(Stored items)
——————————

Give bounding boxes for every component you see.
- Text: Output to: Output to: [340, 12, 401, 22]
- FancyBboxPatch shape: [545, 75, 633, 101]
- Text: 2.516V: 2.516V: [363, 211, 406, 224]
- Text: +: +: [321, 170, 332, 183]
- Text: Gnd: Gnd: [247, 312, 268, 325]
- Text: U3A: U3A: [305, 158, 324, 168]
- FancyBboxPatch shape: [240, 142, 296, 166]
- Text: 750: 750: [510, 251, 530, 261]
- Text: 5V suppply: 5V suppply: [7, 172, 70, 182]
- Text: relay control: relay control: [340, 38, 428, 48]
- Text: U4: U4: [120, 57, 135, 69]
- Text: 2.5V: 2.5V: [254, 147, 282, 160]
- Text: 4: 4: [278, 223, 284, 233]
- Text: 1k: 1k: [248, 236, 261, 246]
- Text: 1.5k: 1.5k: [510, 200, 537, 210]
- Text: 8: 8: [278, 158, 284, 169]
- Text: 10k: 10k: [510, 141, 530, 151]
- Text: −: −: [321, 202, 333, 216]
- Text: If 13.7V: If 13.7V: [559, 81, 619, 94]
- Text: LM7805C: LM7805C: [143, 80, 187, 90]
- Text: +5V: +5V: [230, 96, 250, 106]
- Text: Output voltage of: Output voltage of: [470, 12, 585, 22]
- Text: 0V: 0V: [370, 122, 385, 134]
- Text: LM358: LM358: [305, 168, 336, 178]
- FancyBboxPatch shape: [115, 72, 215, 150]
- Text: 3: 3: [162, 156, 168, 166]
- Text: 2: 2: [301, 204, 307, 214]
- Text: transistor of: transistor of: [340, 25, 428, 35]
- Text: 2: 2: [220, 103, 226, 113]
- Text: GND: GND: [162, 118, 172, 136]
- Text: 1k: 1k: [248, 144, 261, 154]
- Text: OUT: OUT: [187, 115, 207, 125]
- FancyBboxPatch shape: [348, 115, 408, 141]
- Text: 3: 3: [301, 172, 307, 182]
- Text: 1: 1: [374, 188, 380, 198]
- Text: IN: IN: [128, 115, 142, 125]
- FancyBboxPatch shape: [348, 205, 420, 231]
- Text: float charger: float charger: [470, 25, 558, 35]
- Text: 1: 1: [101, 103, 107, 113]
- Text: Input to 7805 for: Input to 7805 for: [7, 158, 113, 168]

——————————

▸ WORK TO COMPLETE
Reproduce every one of the stored items above, with each line precisely as it appears.

▸ TASK OUTPUT
Give bounding boxes for every component you see.
- Text: Output to: Output to: [340, 12, 401, 22]
- FancyBboxPatch shape: [545, 75, 633, 101]
- Text: 2.516V: 2.516V: [363, 211, 406, 224]
- Text: +: +: [321, 170, 332, 183]
- Text: Gnd: Gnd: [247, 312, 268, 325]
- Text: U3A: U3A: [305, 158, 324, 168]
- FancyBboxPatch shape: [240, 142, 296, 166]
- Text: 750: 750: [510, 251, 530, 261]
- Text: 5V suppply: 5V suppply: [7, 172, 70, 182]
- Text: relay control: relay control: [340, 38, 428, 48]
- Text: U4: U4: [120, 57, 135, 69]
- Text: 2.5V: 2.5V: [254, 147, 282, 160]
- Text: 4: 4: [278, 223, 284, 233]
- Text: 1k: 1k: [248, 236, 261, 246]
- Text: 1.5k: 1.5k: [510, 200, 537, 210]
- Text: 8: 8: [278, 158, 284, 169]
- Text: 10k: 10k: [510, 141, 530, 151]
- Text: −: −: [321, 202, 333, 216]
- Text: If 13.7V: If 13.7V: [559, 81, 619, 94]
- Text: LM7805C: LM7805C: [143, 80, 187, 90]
- Text: +5V: +5V: [230, 96, 250, 106]
- Text: Output voltage of: Output voltage of: [470, 12, 585, 22]
- Text: 0V: 0V: [370, 122, 385, 134]
- Text: LM358: LM358: [305, 168, 336, 178]
- FancyBboxPatch shape: [115, 72, 215, 150]
- Text: 3: 3: [162, 156, 168, 166]
- Text: 2: 2: [301, 204, 307, 214]
- Text: transistor of: transistor of: [340, 25, 428, 35]
- Text: 2: 2: [220, 103, 226, 113]
- Text: GND: GND: [162, 118, 172, 136]
- Text: 1k: 1k: [248, 144, 261, 154]
- Text: OUT: OUT: [187, 115, 207, 125]
- FancyBboxPatch shape: [348, 115, 408, 141]
- Text: 3: 3: [301, 172, 307, 182]
- Text: 1: 1: [374, 188, 380, 198]
- Text: IN: IN: [128, 115, 142, 125]
- FancyBboxPatch shape: [348, 205, 420, 231]
- Text: float charger: float charger: [470, 25, 558, 35]
- Text: 1: 1: [101, 103, 107, 113]
- Text: Input to 7805 for: Input to 7805 for: [7, 158, 113, 168]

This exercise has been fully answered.